* [Aim] Can you copy the lines from the one that contains "What text is on this page?" through the end of the material below, exactly and with nothing else?
* begin Input records *
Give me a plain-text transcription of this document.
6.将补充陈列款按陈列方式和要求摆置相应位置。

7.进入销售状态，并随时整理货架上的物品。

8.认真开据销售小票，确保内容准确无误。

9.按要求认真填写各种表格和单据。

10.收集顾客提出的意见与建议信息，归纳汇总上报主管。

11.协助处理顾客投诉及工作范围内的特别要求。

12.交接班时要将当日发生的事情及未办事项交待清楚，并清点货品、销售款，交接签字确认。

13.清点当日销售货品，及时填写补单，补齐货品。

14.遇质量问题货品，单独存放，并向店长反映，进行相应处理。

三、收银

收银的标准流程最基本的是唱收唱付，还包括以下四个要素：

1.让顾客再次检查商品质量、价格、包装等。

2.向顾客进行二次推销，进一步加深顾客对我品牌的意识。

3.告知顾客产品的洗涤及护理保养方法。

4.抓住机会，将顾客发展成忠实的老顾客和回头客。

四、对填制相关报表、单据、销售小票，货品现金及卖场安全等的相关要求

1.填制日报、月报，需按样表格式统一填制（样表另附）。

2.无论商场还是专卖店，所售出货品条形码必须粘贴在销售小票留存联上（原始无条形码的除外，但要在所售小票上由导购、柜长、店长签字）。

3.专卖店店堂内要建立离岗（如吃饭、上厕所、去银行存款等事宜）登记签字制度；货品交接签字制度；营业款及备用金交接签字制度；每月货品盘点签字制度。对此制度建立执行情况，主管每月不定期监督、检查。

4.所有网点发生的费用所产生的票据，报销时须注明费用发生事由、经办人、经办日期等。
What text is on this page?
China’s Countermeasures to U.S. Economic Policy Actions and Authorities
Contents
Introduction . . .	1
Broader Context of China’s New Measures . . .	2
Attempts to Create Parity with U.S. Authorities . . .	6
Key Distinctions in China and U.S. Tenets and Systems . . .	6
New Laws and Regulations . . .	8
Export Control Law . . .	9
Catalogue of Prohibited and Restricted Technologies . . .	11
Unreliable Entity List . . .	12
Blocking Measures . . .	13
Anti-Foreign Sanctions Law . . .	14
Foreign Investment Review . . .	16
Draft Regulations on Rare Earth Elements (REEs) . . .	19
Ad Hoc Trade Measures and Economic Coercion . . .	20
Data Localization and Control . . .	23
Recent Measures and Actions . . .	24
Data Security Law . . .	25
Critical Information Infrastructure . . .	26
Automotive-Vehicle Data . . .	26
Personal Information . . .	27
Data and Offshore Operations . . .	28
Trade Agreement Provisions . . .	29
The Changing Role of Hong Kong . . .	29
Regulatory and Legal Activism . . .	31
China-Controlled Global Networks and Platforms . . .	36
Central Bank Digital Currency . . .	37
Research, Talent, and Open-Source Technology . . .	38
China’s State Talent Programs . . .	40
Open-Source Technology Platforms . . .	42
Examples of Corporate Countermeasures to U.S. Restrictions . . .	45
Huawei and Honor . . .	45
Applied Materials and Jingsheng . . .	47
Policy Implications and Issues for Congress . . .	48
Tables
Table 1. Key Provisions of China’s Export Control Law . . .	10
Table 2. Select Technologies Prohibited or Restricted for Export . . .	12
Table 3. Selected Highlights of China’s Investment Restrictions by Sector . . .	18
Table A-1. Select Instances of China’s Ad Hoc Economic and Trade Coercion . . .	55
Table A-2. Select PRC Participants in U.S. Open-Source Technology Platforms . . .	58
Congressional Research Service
* end Input records *
* [Exercise response]
What text is on this page?
China’s Countermeasures to U.S. Economic Policy Actions and Authorities
Contents
Introduction . . .	1
Broader Context of China’s New Measures . . .	2
Attempts to Create Parity with U.S. Authorities . . .	6
Key Distinctions in China and U.S. Tenets and Systems . . .	6
New Laws and Regulations . . .	8
Export Control Law . . .	9
Catalogue of Prohibited and Restricted Technologies . . .	11
Unreliable Entity List . . .	12
Blocking Measures . . .	13
Anti-Foreign Sanctions Law . . .	14
Foreign Investment Review . . .	16
Draft Regulations on Rare Earth Elements (REEs) . . .	19
Ad Hoc Trade Measures and Economic Coercion . . .	20
Data Localization and Control . . .	23
Recent Measures and Actions . . .	24
Data Security Law . . .	25
Critical Information Infrastructure . . .	26
Automotive-Vehicle Data . . .	26
Personal Information . . .	27
Data and Offshore Operations . . .	28
Trade Agreement Provisions . . .	29
The Changing Role of Hong Kong . . .	29
Regulatory and Legal Activism . . .	31
China-Controlled Global Networks and Platforms . . .	36
Central Bank Digital Currency . . .	37
Research, Talent, and Open-Source Technology . . .	38
China’s State Talent Programs . . .	40
Open-Source Technology Platforms . . .	42
Examples of Corporate Countermeasures to U.S. Restrictions . . .	45
Huawei and Honor . . .	45
Applied Materials and Jingsheng . . .	47
Policy Implications and Issues for Congress . . .	48
Tables
Table 1. Key Provisions of China’s Export Control Law . . .	10
Table 2. Select Technologies Prohibited or Restricted for Export . . .	12
Table 3. Selected Highlights of China’s Investment Restrictions by Sector . . .	18
Table A-1. Select Instances of China’s Ad Hoc Economic and Trade Coercion . . .	55
Table A-2. Select PRC Participants in U.S. Open-Source Technology Platforms . . .	58
Congressional Research Service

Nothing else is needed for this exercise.